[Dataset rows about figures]

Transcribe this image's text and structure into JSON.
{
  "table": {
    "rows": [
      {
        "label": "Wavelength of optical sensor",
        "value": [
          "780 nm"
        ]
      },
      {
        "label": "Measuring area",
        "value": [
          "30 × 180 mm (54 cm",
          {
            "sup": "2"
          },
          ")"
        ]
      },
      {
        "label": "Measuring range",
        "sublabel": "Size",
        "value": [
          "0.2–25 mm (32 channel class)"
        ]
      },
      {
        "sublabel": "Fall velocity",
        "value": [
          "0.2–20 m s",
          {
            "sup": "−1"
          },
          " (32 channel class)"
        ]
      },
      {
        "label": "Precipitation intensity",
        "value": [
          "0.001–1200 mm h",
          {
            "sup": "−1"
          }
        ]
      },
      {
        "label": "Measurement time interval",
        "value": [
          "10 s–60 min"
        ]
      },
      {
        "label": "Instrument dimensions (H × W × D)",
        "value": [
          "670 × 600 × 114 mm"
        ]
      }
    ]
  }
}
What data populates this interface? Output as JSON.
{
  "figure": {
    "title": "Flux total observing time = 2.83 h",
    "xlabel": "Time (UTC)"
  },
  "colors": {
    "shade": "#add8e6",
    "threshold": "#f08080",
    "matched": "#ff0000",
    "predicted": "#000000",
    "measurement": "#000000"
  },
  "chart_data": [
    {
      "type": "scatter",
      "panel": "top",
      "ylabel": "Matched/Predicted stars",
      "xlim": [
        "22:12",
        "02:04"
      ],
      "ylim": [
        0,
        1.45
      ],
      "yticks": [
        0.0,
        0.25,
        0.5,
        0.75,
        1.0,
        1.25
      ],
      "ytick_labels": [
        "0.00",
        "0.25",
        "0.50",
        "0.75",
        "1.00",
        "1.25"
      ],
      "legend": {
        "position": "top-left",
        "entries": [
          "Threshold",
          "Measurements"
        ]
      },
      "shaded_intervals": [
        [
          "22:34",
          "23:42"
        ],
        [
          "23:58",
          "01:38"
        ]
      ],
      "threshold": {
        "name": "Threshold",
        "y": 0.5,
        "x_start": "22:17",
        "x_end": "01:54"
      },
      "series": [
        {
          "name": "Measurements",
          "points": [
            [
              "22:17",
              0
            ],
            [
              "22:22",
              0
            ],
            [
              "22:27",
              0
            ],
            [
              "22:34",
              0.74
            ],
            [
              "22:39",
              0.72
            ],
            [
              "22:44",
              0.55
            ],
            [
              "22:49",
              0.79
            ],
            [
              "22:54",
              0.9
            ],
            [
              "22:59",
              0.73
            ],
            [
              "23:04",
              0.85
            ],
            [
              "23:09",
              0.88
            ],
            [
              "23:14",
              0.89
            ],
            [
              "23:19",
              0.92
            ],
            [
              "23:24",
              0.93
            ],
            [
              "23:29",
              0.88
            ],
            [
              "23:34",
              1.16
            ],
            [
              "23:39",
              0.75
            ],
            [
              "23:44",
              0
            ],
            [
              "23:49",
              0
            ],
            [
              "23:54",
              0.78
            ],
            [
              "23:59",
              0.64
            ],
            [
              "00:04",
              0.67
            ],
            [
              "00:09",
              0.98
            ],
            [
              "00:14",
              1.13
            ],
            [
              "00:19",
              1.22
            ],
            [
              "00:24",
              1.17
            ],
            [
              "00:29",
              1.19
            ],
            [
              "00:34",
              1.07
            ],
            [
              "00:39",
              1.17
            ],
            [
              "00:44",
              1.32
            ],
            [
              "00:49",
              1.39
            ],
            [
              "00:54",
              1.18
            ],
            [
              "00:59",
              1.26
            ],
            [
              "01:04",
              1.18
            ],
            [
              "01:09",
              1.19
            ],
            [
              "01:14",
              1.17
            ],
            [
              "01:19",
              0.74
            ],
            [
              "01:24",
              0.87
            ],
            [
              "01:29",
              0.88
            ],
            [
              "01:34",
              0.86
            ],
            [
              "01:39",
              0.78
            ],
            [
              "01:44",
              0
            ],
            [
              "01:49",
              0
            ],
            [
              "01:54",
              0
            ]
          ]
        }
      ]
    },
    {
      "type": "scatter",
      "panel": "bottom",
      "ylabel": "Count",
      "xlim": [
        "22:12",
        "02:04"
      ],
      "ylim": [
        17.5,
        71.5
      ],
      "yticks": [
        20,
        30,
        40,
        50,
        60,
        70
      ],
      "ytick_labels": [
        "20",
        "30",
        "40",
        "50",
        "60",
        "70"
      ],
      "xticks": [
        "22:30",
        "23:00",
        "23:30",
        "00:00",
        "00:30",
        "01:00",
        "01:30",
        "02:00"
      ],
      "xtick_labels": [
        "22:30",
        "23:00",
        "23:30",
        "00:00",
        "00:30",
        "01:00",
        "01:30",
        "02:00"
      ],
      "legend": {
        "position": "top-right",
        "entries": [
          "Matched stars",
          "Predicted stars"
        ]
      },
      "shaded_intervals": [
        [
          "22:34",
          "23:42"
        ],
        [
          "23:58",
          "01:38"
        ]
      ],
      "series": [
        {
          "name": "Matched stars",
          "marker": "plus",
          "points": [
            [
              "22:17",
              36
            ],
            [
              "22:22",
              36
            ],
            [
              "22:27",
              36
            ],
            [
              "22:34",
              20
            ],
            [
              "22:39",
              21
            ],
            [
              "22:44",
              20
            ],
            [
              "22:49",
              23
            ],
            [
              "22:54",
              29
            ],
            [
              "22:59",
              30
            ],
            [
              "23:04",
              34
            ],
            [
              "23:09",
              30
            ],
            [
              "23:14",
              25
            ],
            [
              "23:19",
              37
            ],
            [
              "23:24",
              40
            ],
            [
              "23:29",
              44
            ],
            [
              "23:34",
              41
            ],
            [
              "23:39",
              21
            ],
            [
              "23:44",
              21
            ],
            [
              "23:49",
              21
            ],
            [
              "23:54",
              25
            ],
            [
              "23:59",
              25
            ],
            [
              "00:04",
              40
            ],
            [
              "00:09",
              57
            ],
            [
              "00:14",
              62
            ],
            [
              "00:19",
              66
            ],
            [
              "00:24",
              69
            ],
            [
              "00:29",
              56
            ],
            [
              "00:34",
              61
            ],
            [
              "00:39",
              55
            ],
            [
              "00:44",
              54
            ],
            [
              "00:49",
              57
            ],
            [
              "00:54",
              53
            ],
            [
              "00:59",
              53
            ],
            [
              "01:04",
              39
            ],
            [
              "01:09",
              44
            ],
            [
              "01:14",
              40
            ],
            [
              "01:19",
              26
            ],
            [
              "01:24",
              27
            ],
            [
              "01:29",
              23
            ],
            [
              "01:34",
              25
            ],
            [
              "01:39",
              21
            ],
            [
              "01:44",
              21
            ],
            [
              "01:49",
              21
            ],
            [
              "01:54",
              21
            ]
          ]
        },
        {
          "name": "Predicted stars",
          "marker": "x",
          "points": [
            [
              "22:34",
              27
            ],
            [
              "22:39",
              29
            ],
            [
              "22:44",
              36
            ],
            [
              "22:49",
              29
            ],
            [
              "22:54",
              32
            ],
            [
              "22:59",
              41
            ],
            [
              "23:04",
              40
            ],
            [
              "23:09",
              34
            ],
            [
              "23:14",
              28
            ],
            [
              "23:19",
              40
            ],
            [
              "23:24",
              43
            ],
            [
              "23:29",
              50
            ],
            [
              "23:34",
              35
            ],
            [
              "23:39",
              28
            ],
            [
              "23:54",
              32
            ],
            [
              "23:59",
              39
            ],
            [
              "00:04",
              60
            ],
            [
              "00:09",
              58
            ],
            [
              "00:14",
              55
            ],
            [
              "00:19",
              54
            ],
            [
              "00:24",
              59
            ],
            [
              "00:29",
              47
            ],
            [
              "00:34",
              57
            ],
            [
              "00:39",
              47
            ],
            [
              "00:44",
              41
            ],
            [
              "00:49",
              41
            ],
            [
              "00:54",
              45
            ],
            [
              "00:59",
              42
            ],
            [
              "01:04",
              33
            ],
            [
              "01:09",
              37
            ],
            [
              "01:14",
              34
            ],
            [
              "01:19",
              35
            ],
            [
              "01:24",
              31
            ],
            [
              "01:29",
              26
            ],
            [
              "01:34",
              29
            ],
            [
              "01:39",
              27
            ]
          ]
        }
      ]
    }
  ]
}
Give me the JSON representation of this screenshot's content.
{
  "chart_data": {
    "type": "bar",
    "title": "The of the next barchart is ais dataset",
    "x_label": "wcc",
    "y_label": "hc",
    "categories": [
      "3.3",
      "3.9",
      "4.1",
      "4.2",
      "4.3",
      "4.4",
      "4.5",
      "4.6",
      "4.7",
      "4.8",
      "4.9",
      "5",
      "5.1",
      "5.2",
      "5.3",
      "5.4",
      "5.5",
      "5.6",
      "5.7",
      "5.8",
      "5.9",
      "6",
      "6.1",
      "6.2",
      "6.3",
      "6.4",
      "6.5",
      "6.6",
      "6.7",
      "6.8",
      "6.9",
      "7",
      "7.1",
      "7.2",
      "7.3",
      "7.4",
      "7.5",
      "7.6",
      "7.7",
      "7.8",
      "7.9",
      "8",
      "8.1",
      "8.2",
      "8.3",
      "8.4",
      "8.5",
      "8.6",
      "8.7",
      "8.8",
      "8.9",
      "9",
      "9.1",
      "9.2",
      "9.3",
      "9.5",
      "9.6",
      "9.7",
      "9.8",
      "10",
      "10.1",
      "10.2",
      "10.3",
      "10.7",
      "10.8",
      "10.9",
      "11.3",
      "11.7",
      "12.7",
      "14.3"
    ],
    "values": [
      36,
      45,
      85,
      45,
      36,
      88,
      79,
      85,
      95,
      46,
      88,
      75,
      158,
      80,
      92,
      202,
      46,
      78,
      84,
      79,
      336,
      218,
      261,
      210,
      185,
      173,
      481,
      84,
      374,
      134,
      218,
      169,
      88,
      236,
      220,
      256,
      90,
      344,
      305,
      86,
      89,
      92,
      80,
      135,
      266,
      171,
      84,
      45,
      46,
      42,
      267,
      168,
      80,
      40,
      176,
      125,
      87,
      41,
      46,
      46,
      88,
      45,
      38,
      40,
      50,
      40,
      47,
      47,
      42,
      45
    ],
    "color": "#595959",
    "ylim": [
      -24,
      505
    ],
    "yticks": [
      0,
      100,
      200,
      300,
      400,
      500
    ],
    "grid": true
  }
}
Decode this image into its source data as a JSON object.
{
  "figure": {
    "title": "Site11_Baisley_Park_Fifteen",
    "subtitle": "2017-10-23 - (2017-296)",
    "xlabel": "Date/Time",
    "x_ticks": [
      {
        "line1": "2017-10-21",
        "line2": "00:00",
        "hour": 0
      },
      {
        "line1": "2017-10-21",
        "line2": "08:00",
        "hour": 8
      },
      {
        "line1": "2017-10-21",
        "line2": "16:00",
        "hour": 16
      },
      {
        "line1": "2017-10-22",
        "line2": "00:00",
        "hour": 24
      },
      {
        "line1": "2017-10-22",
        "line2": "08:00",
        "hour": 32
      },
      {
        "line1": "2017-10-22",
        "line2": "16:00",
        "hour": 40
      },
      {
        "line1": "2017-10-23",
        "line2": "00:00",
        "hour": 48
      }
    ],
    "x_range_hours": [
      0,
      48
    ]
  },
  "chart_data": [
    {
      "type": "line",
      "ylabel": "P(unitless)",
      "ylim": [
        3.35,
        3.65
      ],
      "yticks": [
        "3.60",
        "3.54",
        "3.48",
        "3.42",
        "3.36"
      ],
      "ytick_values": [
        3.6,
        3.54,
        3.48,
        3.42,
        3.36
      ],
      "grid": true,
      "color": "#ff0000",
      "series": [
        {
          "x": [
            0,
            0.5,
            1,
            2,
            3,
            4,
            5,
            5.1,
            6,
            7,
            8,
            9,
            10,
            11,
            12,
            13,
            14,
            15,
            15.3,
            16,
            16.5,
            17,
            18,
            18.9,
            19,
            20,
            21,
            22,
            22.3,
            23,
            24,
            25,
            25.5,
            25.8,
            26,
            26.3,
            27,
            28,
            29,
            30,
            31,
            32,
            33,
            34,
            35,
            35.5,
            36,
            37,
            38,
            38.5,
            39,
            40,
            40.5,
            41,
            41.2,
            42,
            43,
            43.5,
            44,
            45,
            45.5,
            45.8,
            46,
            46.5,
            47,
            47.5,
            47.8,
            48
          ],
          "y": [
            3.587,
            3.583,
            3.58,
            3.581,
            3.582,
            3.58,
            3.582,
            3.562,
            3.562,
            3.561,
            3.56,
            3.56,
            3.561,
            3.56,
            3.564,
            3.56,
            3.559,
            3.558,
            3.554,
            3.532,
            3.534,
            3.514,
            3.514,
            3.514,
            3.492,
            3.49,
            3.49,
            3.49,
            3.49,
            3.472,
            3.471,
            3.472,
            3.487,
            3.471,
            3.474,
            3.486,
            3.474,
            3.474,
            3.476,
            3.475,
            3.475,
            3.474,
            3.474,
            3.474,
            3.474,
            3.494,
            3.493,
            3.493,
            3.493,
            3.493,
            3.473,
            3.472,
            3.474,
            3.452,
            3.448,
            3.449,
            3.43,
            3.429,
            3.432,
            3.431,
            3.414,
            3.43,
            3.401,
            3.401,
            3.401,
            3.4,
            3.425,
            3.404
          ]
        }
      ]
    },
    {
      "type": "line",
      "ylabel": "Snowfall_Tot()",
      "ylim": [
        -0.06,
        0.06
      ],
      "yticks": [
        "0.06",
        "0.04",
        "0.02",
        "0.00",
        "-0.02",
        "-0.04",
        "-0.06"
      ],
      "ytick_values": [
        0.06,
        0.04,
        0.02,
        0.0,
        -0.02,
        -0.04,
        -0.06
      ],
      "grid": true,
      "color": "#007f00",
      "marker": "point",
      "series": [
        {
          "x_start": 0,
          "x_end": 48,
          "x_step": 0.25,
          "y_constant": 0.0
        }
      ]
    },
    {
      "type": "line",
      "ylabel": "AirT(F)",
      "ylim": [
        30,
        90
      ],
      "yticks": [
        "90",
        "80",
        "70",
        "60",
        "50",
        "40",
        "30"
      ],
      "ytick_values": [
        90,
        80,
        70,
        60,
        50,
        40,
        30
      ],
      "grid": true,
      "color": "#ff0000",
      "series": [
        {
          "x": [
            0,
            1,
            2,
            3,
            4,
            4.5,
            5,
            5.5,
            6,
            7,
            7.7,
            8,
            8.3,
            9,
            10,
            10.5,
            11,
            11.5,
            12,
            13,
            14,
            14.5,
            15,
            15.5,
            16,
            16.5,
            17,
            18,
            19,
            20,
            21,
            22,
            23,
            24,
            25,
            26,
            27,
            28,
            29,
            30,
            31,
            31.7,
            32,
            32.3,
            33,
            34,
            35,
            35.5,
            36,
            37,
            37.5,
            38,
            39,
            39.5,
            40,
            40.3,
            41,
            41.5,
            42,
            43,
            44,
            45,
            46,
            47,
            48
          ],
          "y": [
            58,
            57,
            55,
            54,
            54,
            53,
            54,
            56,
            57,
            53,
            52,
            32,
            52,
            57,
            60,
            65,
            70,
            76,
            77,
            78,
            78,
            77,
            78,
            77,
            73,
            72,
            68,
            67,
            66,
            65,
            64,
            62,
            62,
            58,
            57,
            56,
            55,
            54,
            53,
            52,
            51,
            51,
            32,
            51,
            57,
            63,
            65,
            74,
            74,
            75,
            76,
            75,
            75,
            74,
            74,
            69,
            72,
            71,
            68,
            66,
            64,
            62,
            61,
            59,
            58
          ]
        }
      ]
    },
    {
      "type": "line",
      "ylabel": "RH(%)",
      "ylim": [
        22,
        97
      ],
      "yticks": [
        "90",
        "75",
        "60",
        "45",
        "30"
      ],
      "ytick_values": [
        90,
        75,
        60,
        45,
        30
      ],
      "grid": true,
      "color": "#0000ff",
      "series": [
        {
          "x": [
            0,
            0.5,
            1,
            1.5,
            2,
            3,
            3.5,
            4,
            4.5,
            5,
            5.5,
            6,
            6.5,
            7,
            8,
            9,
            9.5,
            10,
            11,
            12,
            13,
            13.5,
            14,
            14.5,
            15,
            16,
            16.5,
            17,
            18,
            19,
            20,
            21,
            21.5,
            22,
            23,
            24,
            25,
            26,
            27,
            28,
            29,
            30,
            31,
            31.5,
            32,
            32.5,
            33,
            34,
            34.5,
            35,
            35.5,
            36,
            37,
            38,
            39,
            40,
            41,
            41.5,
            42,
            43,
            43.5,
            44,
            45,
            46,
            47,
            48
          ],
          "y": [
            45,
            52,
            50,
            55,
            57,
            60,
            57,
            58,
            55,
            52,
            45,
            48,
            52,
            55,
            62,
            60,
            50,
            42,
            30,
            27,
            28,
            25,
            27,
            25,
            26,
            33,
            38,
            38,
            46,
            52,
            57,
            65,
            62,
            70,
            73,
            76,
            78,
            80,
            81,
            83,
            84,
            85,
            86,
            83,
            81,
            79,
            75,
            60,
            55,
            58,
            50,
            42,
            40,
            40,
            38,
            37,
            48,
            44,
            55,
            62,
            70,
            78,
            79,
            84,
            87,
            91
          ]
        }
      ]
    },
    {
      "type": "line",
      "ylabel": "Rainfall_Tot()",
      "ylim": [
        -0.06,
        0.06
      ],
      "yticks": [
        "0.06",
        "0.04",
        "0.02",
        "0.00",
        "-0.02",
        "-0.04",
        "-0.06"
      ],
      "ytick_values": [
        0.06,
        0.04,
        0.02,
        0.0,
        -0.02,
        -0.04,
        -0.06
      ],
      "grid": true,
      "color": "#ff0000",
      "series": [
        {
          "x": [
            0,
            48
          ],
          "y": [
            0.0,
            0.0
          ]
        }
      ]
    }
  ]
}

[EXERCISE BRIEF]
Select the lines from the entries that include the word "JSON".

[PROBLEM SOLUTION]
Transcribe this image's text and structure into JSON.
What data populates this interface? Output as JSON.
Give me the JSON representation of this screenshot's content.
Decode this image into its source data as a JSON object.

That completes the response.